=== Stated problem ===
Read the data and repeat it in full, exactly.

Lines of data
= = = = =

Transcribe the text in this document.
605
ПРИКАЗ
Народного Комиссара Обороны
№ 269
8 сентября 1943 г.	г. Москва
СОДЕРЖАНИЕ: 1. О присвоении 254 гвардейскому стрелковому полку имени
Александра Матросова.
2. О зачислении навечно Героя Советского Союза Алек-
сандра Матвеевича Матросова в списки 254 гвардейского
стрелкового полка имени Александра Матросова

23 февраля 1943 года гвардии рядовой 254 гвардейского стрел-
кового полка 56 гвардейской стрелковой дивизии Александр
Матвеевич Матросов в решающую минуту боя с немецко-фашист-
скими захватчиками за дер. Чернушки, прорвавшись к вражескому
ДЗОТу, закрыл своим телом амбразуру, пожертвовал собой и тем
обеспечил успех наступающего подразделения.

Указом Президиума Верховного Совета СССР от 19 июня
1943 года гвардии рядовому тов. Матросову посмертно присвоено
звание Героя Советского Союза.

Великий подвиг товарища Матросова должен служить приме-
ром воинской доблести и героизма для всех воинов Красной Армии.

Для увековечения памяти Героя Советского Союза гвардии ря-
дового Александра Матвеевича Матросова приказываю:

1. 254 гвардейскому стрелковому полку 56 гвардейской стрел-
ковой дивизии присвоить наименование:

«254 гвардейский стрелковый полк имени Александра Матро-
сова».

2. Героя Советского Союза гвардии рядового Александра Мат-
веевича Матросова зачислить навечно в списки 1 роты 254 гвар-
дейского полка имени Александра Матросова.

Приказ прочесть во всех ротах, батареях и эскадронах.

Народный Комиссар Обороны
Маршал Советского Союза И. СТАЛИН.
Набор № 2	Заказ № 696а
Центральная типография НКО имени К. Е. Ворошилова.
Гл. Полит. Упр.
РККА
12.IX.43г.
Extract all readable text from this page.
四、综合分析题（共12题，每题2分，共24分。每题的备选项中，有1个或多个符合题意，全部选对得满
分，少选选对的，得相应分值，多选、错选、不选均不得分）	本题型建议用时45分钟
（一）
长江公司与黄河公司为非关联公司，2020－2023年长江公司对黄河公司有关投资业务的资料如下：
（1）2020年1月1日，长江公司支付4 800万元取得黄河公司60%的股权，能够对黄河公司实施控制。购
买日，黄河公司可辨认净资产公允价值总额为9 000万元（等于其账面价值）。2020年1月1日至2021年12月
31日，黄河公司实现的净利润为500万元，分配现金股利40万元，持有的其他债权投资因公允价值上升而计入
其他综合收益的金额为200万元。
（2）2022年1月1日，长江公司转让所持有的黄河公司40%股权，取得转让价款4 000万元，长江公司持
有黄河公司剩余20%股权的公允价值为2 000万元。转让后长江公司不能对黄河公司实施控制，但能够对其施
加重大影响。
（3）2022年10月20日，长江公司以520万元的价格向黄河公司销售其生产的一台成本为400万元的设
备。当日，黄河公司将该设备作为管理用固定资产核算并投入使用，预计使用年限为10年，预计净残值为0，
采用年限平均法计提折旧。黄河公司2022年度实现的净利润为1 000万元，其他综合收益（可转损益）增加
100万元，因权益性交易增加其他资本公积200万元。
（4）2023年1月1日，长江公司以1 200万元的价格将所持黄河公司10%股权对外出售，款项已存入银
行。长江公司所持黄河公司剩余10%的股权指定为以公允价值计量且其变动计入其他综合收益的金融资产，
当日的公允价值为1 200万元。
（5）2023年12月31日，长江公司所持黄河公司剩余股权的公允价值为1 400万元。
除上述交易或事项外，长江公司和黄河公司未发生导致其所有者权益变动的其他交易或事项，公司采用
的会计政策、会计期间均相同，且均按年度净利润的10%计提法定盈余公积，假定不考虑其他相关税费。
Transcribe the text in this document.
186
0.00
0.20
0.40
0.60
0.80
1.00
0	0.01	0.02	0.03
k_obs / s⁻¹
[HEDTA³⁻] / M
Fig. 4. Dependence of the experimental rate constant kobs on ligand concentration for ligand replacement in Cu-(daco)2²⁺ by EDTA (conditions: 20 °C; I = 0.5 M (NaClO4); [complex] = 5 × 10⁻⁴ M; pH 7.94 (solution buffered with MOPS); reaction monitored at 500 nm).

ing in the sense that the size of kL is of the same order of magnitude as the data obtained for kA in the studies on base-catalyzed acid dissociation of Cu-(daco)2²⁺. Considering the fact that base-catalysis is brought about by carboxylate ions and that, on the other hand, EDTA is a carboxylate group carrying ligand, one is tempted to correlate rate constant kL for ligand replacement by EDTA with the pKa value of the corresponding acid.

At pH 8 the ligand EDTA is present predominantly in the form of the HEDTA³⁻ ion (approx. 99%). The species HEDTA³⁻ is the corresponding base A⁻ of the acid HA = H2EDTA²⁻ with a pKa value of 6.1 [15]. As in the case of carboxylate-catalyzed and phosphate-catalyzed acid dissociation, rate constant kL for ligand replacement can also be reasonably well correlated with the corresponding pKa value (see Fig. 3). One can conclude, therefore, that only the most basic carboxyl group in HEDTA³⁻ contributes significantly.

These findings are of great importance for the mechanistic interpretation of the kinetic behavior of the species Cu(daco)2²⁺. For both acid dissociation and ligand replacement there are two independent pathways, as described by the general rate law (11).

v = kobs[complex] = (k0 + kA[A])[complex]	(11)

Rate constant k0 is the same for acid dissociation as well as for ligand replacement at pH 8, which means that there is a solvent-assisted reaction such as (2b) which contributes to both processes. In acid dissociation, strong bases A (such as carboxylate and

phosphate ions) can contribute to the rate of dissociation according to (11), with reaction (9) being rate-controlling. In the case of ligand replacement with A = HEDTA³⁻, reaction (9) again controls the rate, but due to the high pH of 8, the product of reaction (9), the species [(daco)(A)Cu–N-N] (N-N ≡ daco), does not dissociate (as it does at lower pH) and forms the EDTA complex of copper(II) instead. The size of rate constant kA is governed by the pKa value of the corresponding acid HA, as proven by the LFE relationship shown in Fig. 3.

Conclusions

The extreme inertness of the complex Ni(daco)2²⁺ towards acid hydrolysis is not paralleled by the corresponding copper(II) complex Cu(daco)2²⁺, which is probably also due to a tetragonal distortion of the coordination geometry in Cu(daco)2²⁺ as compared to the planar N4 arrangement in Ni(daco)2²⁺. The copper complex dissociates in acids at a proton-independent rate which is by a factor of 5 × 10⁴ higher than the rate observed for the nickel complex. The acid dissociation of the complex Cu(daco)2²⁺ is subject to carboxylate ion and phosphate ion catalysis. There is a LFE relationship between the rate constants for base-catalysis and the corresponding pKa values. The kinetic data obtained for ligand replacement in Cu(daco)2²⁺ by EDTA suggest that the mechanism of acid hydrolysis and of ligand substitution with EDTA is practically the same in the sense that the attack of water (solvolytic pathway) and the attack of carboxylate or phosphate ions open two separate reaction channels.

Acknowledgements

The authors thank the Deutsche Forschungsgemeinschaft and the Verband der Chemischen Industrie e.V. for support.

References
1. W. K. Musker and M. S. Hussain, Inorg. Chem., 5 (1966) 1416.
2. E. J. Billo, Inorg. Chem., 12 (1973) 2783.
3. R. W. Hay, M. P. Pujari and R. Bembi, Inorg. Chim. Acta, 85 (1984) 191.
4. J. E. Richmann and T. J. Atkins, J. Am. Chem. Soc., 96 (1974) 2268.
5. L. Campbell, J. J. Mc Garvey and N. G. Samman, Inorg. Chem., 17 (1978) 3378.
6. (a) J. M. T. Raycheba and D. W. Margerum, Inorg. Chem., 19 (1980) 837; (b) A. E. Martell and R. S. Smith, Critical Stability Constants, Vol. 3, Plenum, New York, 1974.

= = = = =

=== Exercise response ===
Transcribe the text in this document.
605
ПРИКАЗ
Народного Комиссара Обороны
№ 269
8 сентября 1943 г.	г. Москва
СОДЕРЖАНИЕ: 1. О присвоении 254 гвардейскому стрелковому полку имени
Александра Матросова.
2. О зачислении навечно Героя Советского Союза Алек-
сандра Матвеевича Матросова в списки 254 гвардейского
стрелкового полка имени Александра Матросова

23 февраля 1943 года гвардии рядовой 254 гвардейского стрел-
кового полка 56 гвардейской стрелковой дивизии Александр
Матвеевич Матросов в решающую минуту боя с немецко-фашист-
скими захватчиками за дер. Чернушки, прорвавшись к вражескому
ДЗОТу, закрыл своим телом амбразуру, пожертвовал собой и тем
обеспечил успех наступающего подразделения.

Указом Президиума Верховного Совета СССР от 19 июня
1943 года гвардии рядовому тов. Матросову посмертно присвоено
звание Героя Советского Союза.

Великий подвиг товарища Матросова должен служить приме-
ром воинской доблести и героизма для всех воинов Красной Армии.

Для увековечения памяти Героя Советского Союза гвардии ря-
дового Александра Матвеевича Матросова приказываю:

1. 254 гвардейскому стрелковому полку 56 гвардейской стрел-
ковой дивизии присвоить наименование:

«254 гвардейский стрелковый полк имени Александра Матро-
сова».

2. Героя Советского Союза гвардии рядового Александра Мат-
веевича Матросова зачислить навечно в списки 1 роты 254 гвар-
дейского полка имени Александра Матросова.

Приказ прочесть во всех ротах, батареях и эскадронах.

Народный Комиссар Обороны
Маршал Советского Союза И. СТАЛИН.
Набор № 2	Заказ № 696а
Центральная типография НКО имени К. Е. Ворошилова.
Гл. Полит. Упр.
РККА
12.IX.43г.
Extract all readable text from this page.
四、综合分析题（共12题，每题2分，共24分。每题的备选项中，有1个或多个符合题意，全部选对得满
分，少选选对的，得相应分值，多选、错选、不选均不得分）	本题型建议用时45分钟
（一）
长江公司与黄河公司为非关联公司，2020－2023年长江公司对黄河公司有关投资业务的资料如下：
（1）2020年1月1日，长江公司支付4 800万元取得黄河公司60%的股权，能够对黄河公司实施控制。购
买日，黄河公司可辨认净资产公允价值总额为9 000万元（等于其账面价值）。2020年1月1日至2021年12月
31日，黄河公司实现的净利润为500万元，分配现金股利40万元，持有的其他债权投资因公允价值上升而计入
其他综合收益的金额为200万元。
（2）2022年1月1日，长江公司转让所持有的黄河公司40%股权，取得转让价款4 000万元，长江公司持
有黄河公司剩余20%股权的公允价值为2 000万元。转让后长江公司不能对黄河公司实施控制，但能够对其施
加重大影响。
（3）2022年10月20日，长江公司以520万元的价格向黄河公司销售其生产的一台成本为400万元的设
备。当日，黄河公司将该设备作为管理用固定资产核算并投入使用，预计使用年限为10年，预计净残值为0，
采用年限平均法计提折旧。黄河公司2022年度实现的净利润为1 000万元，其他综合收益（可转损益）增加
100万元，因权益性交易增加其他资本公积200万元。
（4）2023年1月1日，长江公司以1 200万元的价格将所持黄河公司10%股权对外出售，款项已存入银
行。长江公司所持黄河公司剩余10%的股权指定为以公允价值计量且其变动计入其他综合收益的金融资产，
当日的公允价值为1 200万元。
（5）2023年12月31日，长江公司所持黄河公司剩余股权的公允价值为1 400万元。
除上述交易或事项外，长江公司和黄河公司未发生导致其所有者权益变动的其他交易或事项，公司采用
的会计政策、会计期间均相同，且均按年度净利润的10%计提法定盈余公积，假定不考虑其他相关税费。
Transcribe the text in this document.
186
0.00
0.20
0.40
0.60
0.80
1.00
0	0.01	0.02	0.03
k_obs / s⁻¹
[HEDTA³⁻] / M
Fig. 4. Dependence of the experimental rate constant kobs on ligand concentration for ligand replacement in Cu-(daco)2²⁺ by EDTA (conditions: 20 °C; I = 0.5 M (NaClO4); [complex] = 5 × 10⁻⁴ M; pH 7.94 (solution buffered with MOPS); reaction monitored at 500 nm).

ing in the sense that the size of kL is of the same order of magnitude as the data obtained for kA in the studies on base-catalyzed acid dissociation of Cu-(daco)2²⁺. Considering the fact that base-catalysis is brought about by carboxylate ions and that, on the other hand, EDTA is a carboxylate group carrying ligand, one is tempted to correlate rate constant kL for ligand replacement by EDTA with the pKa value of the corresponding acid.

At pH 8 the ligand EDTA is present predominantly in the form of the HEDTA³⁻ ion (approx. 99%). The species HEDTA³⁻ is the corresponding base A⁻ of the acid HA = H2EDTA²⁻ with a pKa value of 6.1 [15]. As in the case of carboxylate-catalyzed and phosphate-catalyzed acid dissociation, rate constant kL for ligand replacement can also be reasonably well correlated with the corresponding pKa value (see Fig. 3). One can conclude, therefore, that only the most basic carboxyl group in HEDTA³⁻ contributes significantly.

These findings are of great importance for the mechanistic interpretation of the kinetic behavior of the species Cu(daco)2²⁺. For both acid dissociation and ligand replacement there are two independent pathways, as described by the general rate law (11).

v = kobs[complex] = (k0 + kA[A])[complex]	(11)

Rate constant k0 is the same for acid dissociation as well as for ligand replacement at pH 8, which means that there is a solvent-assisted reaction such as (2b) which contributes to both processes. In acid dissociation, strong bases A (such as carboxylate and

phosphate ions) can contribute to the rate of dissociation according to (11), with reaction (9) being rate-controlling. In the case of ligand replacement with A = HEDTA³⁻, reaction (9) again controls the rate, but due to the high pH of 8, the product of reaction (9), the species [(daco)(A)Cu–N-N] (N-N ≡ daco), does not dissociate (as it does at lower pH) and forms the EDTA complex of copper(II) instead. The size of rate constant kA is governed by the pKa value of the corresponding acid HA, as proven by the LFE relationship shown in Fig. 3.

Conclusions

The extreme inertness of the complex Ni(daco)2²⁺ towards acid hydrolysis is not paralleled by the corresponding copper(II) complex Cu(daco)2²⁺, which is probably also due to a tetragonal distortion of the coordination geometry in Cu(daco)2²⁺ as compared to the planar N4 arrangement in Ni(daco)2²⁺. The copper complex dissociates in acids at a proton-independent rate which is by a factor of 5 × 10⁴ higher than the rate observed for the nickel complex. The acid dissociation of the complex Cu(daco)2²⁺ is subject to carboxylate ion and phosphate ion catalysis. There is a LFE relationship between the rate constants for base-catalysis and the corresponding pKa values. The kinetic data obtained for ligand replacement in Cu(daco)2²⁺ by EDTA suggest that the mechanism of acid hydrolysis and of ligand substitution with EDTA is practically the same in the sense that the attack of water (solvolytic pathway) and the attack of carboxylate or phosphate ions open two separate reaction channels.

Acknowledgements

The authors thank the Deutsche Forschungsgemeinschaft and the Verband der Chemischen Industrie e.V. for support.

References
1. W. K. Musker and M. S. Hussain, Inorg. Chem., 5 (1966) 1416.
2. E. J. Billo, Inorg. Chem., 12 (1973) 2783.
3. R. W. Hay, M. P. Pujari and R. Bembi, Inorg. Chim. Acta, 85 (1984) 191.
4. J. E. Richmann and T. J. Atkins, J. Am. Chem. Soc., 96 (1974) 2268.
5. L. Campbell, J. J. Mc Garvey and N. G. Samman, Inorg. Chem., 17 (1978) 3378.
6. (a) J. M. T. Raycheba and D. W. Margerum, Inorg. Chem., 19 (1980) 837; (b) A. E. Martell and R. S. Smith, Critical Stability Constants, Vol. 3, Plenum, New York, 1974.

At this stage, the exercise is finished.